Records
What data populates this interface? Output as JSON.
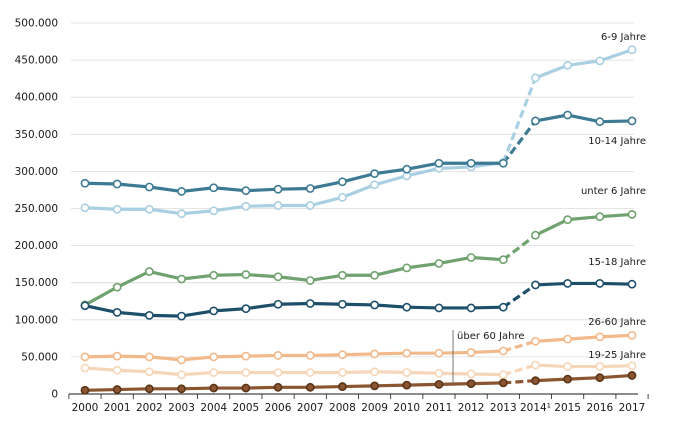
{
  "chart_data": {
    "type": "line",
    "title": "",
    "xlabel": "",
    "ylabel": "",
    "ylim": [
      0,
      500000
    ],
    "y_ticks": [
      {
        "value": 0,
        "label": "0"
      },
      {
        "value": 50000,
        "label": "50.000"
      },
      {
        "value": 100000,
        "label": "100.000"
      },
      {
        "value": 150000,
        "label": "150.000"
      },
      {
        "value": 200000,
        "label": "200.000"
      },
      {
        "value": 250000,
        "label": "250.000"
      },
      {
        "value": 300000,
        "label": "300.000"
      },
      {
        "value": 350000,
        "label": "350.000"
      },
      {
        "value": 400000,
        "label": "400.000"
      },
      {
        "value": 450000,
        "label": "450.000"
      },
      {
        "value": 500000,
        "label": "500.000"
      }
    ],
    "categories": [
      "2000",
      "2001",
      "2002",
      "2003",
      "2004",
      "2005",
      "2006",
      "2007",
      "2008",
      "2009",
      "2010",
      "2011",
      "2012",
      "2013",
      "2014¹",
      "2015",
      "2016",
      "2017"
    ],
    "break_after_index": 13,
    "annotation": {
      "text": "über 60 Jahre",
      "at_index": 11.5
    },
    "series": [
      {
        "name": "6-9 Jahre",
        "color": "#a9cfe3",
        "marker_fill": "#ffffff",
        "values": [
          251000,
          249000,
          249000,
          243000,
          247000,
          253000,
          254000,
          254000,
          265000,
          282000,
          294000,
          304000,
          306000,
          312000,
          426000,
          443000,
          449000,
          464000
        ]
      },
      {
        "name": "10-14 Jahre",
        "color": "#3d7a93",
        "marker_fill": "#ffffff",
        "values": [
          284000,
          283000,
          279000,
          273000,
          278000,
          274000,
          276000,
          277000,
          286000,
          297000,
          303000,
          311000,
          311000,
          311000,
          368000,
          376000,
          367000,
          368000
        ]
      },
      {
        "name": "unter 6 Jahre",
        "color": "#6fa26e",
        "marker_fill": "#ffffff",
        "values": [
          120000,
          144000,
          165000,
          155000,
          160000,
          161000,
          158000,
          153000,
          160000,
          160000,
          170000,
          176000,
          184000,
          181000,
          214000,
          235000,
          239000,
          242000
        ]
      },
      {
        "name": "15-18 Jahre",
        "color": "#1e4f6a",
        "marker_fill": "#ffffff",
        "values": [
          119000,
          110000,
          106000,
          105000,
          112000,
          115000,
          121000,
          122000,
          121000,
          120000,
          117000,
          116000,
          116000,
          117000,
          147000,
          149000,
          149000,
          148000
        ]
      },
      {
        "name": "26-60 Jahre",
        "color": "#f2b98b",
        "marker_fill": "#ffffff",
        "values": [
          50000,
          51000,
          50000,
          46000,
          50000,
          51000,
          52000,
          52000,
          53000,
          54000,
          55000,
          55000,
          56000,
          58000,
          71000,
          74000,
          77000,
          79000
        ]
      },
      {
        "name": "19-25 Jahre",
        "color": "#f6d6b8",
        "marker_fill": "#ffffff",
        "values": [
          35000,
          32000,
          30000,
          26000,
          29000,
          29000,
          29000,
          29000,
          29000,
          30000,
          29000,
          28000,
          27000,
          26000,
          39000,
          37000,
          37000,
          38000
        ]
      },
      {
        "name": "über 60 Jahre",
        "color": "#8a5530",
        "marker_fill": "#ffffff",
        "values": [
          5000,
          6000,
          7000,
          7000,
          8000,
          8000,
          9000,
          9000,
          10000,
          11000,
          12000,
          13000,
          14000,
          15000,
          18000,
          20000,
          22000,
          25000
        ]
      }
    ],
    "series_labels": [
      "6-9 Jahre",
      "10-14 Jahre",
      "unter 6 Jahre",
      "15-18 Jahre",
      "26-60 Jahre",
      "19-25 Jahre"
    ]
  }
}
---
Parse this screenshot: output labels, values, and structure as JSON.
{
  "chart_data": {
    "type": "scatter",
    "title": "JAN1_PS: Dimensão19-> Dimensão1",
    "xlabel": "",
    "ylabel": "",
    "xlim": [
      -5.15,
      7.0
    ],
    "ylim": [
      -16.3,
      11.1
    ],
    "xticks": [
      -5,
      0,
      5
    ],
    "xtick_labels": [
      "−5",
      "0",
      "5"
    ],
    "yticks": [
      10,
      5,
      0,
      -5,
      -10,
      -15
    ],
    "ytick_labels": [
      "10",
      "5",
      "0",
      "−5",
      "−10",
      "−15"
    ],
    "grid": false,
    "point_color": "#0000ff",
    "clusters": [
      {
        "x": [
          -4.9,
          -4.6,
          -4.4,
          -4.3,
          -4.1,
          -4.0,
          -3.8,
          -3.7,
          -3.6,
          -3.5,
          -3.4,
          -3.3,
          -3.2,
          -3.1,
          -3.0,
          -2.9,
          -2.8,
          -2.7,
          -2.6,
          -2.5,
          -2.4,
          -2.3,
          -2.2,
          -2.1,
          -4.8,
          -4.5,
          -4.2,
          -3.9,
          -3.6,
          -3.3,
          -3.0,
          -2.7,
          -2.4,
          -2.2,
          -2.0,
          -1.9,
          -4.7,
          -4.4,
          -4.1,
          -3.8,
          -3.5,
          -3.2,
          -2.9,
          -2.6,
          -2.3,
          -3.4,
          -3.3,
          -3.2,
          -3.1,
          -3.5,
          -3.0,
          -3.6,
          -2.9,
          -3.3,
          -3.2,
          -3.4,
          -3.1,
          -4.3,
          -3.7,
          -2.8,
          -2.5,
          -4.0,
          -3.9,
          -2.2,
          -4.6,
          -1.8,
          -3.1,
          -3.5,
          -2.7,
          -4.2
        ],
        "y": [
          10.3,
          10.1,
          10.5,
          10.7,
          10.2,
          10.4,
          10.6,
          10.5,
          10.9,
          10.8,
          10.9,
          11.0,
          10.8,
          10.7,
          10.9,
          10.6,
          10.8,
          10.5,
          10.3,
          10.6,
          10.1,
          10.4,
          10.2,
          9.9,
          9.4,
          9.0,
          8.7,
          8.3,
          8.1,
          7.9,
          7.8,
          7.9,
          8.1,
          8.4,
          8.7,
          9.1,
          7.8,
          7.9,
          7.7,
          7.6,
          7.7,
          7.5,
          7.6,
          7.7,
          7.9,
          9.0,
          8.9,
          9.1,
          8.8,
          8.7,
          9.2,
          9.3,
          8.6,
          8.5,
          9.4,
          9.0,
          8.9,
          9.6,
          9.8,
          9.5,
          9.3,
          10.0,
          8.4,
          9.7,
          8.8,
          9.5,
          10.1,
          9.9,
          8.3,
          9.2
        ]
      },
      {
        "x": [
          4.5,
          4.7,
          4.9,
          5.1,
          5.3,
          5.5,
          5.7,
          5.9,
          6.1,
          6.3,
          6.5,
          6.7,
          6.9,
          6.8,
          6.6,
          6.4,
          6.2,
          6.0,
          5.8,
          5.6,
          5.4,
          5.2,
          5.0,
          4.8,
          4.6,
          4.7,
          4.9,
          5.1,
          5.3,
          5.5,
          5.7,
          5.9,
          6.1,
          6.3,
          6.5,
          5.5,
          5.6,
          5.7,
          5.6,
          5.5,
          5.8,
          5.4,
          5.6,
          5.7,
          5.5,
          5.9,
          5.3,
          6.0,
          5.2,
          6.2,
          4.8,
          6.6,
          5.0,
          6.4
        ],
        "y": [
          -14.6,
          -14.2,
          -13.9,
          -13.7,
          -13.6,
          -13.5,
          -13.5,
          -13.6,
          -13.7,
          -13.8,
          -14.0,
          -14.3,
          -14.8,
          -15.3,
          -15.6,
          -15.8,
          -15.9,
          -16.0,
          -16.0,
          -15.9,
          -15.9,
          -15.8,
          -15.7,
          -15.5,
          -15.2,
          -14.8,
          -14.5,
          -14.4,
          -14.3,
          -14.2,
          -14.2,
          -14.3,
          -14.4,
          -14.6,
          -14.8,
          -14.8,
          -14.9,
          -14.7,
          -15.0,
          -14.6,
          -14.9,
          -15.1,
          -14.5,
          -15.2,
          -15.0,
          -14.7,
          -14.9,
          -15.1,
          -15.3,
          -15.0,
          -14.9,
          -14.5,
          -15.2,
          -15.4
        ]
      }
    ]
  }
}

• **Objective**:
Pick out each line above that includes "über" and show it.

• **The reply**:
      "text": "über 60 Jahre",
        "name": "über 60 Jahre",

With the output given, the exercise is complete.